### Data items
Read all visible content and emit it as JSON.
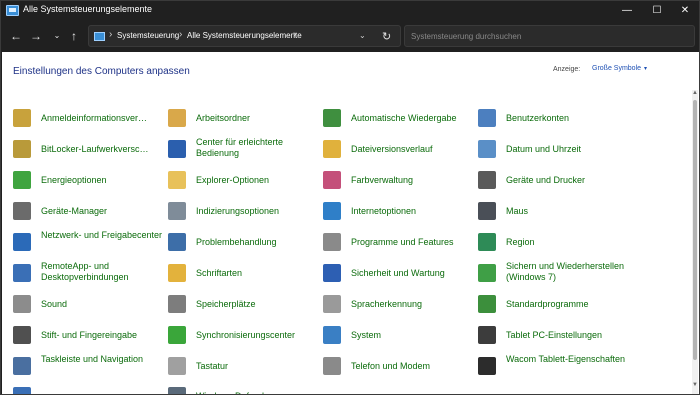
{
  "window": {
    "title": "Alle Systemsteuerungselemente",
    "minimize_glyph": "—",
    "maximize_glyph": "☐",
    "close_glyph": "✕"
  },
  "nav": {
    "back_glyph": "←",
    "forward_glyph": "→",
    "dropdown_glyph": "⌄",
    "up_glyph": "↑",
    "separator_glyph": "›",
    "refresh_glyph": "↻",
    "breadcrumbs": [
      "Systemsteuerung",
      "Alle Systemsteuerungselemente"
    ],
    "search_placeholder": "Systemsteuerung durchsuchen"
  },
  "header": {
    "title": "Einstellungen des Computers anpassen",
    "view_label": "Anzeige:",
    "view_value": "Große Symbole",
    "view_caret": "▾"
  },
  "items": [
    {
      "label": "Anmeldeinformationsver…",
      "icon": "credential-vault-icon",
      "color": "#c8a23c"
    },
    {
      "label": "Arbeitsordner",
      "icon": "work-folders-icon",
      "color": "#d9a84a"
    },
    {
      "label": "Automatische Wiedergabe",
      "icon": "autoplay-icon",
      "color": "#3f8f3f"
    },
    {
      "label": "Benutzerkonten",
      "icon": "user-accounts-icon",
      "color": "#4c7fbf"
    },
    {
      "label": "BitLocker-Laufwerkversc…",
      "icon": "bitlocker-key-icon",
      "color": "#b99a3a"
    },
    {
      "label": "Center für erleichterte Bedienung",
      "icon": "ease-of-access-icon",
      "color": "#2b5fae"
    },
    {
      "label": "Dateiversionsverlauf",
      "icon": "file-history-icon",
      "color": "#e0b13c"
    },
    {
      "label": "Datum und Uhrzeit",
      "icon": "date-time-icon",
      "color": "#5a8fc7"
    },
    {
      "label": "Energieoptionen",
      "icon": "power-options-icon",
      "color": "#3fa43f"
    },
    {
      "label": "Explorer-Optionen",
      "icon": "folder-options-icon",
      "color": "#e8c15a"
    },
    {
      "label": "Farbverwaltung",
      "icon": "color-management-icon",
      "color": "#c4507a"
    },
    {
      "label": "Geräte und Drucker",
      "icon": "printer-icon",
      "color": "#5a5a5a"
    },
    {
      "label": "Geräte-Manager",
      "icon": "device-manager-icon",
      "color": "#6b6b6b"
    },
    {
      "label": "Indizierungsoptionen",
      "icon": "indexing-icon",
      "color": "#7f8c99"
    },
    {
      "label": "Internetoptionen",
      "icon": "internet-options-icon",
      "color": "#2f7fc8"
    },
    {
      "label": "Maus",
      "icon": "mouse-icon",
      "color": "#4a4f57"
    },
    {
      "label": "Netzwerk- und Freigabecenter",
      "icon": "network-icon",
      "color": "#2b6ab8"
    },
    {
      "label": "Problembehandlung",
      "icon": "troubleshooting-icon",
      "color": "#3d6ea8"
    },
    {
      "label": "Programme und Features",
      "icon": "programs-features-icon",
      "color": "#8a8a8a"
    },
    {
      "label": "Region",
      "icon": "region-globe-icon",
      "color": "#2e8b57"
    },
    {
      "label": "RemoteApp- und Desktopverbindungen",
      "icon": "remoteapp-icon",
      "color": "#3a6fb6"
    },
    {
      "label": "Schriftarten",
      "icon": "fonts-icon",
      "color": "#e3b23c"
    },
    {
      "label": "Sicherheit und Wartung",
      "icon": "security-flag-icon",
      "color": "#2d5fb3"
    },
    {
      "label": "Sichern und Wiederherstellen (Windows 7)",
      "icon": "backup-restore-icon",
      "color": "#3f9f46"
    },
    {
      "label": "Sound",
      "icon": "speaker-icon",
      "color": "#8c8c8c"
    },
    {
      "label": "Speicherplätze",
      "icon": "storage-spaces-icon",
      "color": "#7d7d7d"
    },
    {
      "label": "Spracherkennung",
      "icon": "microphone-icon",
      "color": "#9a9a9a"
    },
    {
      "label": "Standardprogramme",
      "icon": "default-programs-icon",
      "color": "#3c8f3c"
    },
    {
      "label": "Stift- und Fingereingabe",
      "icon": "pen-icon",
      "color": "#505050"
    },
    {
      "label": "Synchronisierungscenter",
      "icon": "sync-center-icon",
      "color": "#3aa63a"
    },
    {
      "label": "System",
      "icon": "system-icon",
      "color": "#3a7fc4"
    },
    {
      "label": "Tablet PC-Einstellungen",
      "icon": "tablet-icon",
      "color": "#3c3c3c"
    },
    {
      "label": "Taskleiste und Navigation",
      "icon": "taskbar-icon",
      "color": "#4a6fa0"
    },
    {
      "label": "Tastatur",
      "icon": "keyboard-icon",
      "color": "#a0a0a0"
    },
    {
      "label": "Telefon und Modem",
      "icon": "phone-modem-icon",
      "color": "#8a8a8a"
    },
    {
      "label": "Wacom Tablett-Eigenschaften",
      "icon": "wacom-tablet-icon",
      "color": "#2c2c2c"
    },
    {
      "label": "",
      "icon": "unknown-icon",
      "color": "#3a6fb6"
    },
    {
      "label": "Windows Defender",
      "icon": "defender-shield-icon",
      "color": "#5a6a7a"
    }
  ],
  "scrollbar": {
    "up_glyph": "▲",
    "down_glyph": "▼"
  }
}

### REQUIRED WORK
From the listing, extract all text exactly as given and drop any picture.

### THE RESPONSE
Read all visible content and emit it as JSON.
{
  "window": {
    "title": "Alle Systemsteuerungselemente",
    "minimize_glyph": "—",
    "maximize_glyph": "☐",
    "close_glyph": "✕"
  },
  "nav": {
    "back_glyph": "←",
    "forward_glyph": "→",
    "dropdown_glyph": "⌄",
    "up_glyph": "↑",
    "separator_glyph": "›",
    "refresh_glyph": "↻",
    "breadcrumbs": [
      "Systemsteuerung",
      "Alle Systemsteuerungselemente"
    ],
    "search_placeholder": "Systemsteuerung durchsuchen"
  },
  "header": {
    "title": "Einstellungen des Computers anpassen",
    "view_label": "Anzeige:",
    "view_value": "Große Symbole",
    "view_caret": "▾"
  },
  "items": [
    {
      "label": "Anmeldeinformationsver…",
      "icon": "credential-vault-icon",
      "color": "#c8a23c"
    },
    {
      "label": "Arbeitsordner",
      "icon": "work-folders-icon",
      "color": "#d9a84a"
    },
    {
      "label": "Automatische Wiedergabe",
      "icon": "autoplay-icon",
      "color": "#3f8f3f"
    },
    {
      "label": "Benutzerkonten",
      "icon": "user-accounts-icon",
      "color": "#4c7fbf"
    },
    {
      "label": "BitLocker-Laufwerkversc…",
      "icon": "bitlocker-key-icon",
      "color": "#b99a3a"
    },
    {
      "label": "Center für erleichterte Bedienung",
      "icon": "ease-of-access-icon",
      "color": "#2b5fae"
    },
    {
      "label": "Dateiversionsverlauf",
      "icon": "file-history-icon",
      "color": "#e0b13c"
    },
    {
      "label": "Datum und Uhrzeit",
      "icon": "date-time-icon",
      "color": "#5a8fc7"
    },
    {
      "label": "Energieoptionen",
      "icon": "power-options-icon",
      "color": "#3fa43f"
    },
    {
      "label": "Explorer-Optionen",
      "icon": "folder-options-icon",
      "color": "#e8c15a"
    },
    {
      "label": "Farbverwaltung",
      "icon": "color-management-icon",
      "color": "#c4507a"
    },
    {
      "label": "Geräte und Drucker",
      "icon": "printer-icon",
      "color": "#5a5a5a"
    },
    {
      "label": "Geräte-Manager",
      "icon": "device-manager-icon",
      "color": "#6b6b6b"
    },
    {
      "label": "Indizierungsoptionen",
      "icon": "indexing-icon",
      "color": "#7f8c99"
    },
    {
      "label": "Internetoptionen",
      "icon": "internet-options-icon",
      "color": "#2f7fc8"
    },
    {
      "label": "Maus",
      "icon": "mouse-icon",
      "color": "#4a4f57"
    },
    {
      "label": "Netzwerk- und Freigabecenter",
      "icon": "network-icon",
      "color": "#2b6ab8"
    },
    {
      "label": "Problembehandlung",
      "icon": "troubleshooting-icon",
      "color": "#3d6ea8"
    },
    {
      "label": "Programme und Features",
      "icon": "programs-features-icon",
      "color": "#8a8a8a"
    },
    {
      "label": "Region",
      "icon": "region-globe-icon",
      "color": "#2e8b57"
    },
    {
      "label": "RemoteApp- und Desktopverbindungen",
      "icon": "remoteapp-icon",
      "color": "#3a6fb6"
    },
    {
      "label": "Schriftarten",
      "icon": "fonts-icon",
      "color": "#e3b23c"
    },
    {
      "label": "Sicherheit und Wartung",
      "icon": "security-flag-icon",
      "color": "#2d5fb3"
    },
    {
      "label": "Sichern und Wiederherstellen (Windows 7)",
      "icon": "backup-restore-icon",
      "color": "#3f9f46"
    },
    {
      "label": "Sound",
      "icon": "speaker-icon",
      "color": "#8c8c8c"
    },
    {
      "label": "Speicherplätze",
      "icon": "storage-spaces-icon",
      "color": "#7d7d7d"
    },
    {
      "label": "Spracherkennung",
      "icon": "microphone-icon",
      "color": "#9a9a9a"
    },
    {
      "label": "Standardprogramme",
      "icon": "default-programs-icon",
      "color": "#3c8f3c"
    },
    {
      "label": "Stift- und Fingereingabe",
      "icon": "pen-icon",
      "color": "#505050"
    },
    {
      "label": "Synchronisierungscenter",
      "icon": "sync-center-icon",
      "color": "#3aa63a"
    },
    {
      "label": "System",
      "icon": "system-icon",
      "color": "#3a7fc4"
    },
    {
      "label": "Tablet PC-Einstellungen",
      "icon": "tablet-icon",
      "color": "#3c3c3c"
    },
    {
      "label": "Taskleiste und Navigation",
      "icon": "taskbar-icon",
      "color": "#4a6fa0"
    },
    {
      "label": "Tastatur",
      "icon": "keyboard-icon",
      "color": "#a0a0a0"
    },
    {
      "label": "Telefon und Modem",
      "icon": "phone-modem-icon",
      "color": "#8a8a8a"
    },
    {
      "label": "Wacom Tablett-Eigenschaften",
      "icon": "wacom-tablet-icon",
      "color": "#2c2c2c"
    },
    {
      "label": "",
      "icon": "unknown-icon",
      "color": "#3a6fb6"
    },
    {
      "label": "Windows Defender",
      "icon": "defender-shield-icon",
      "color": "#5a6a7a"
    }
  ],
  "scrollbar": {
    "up_glyph": "▲",
    "down_glyph": "▼"
  }
}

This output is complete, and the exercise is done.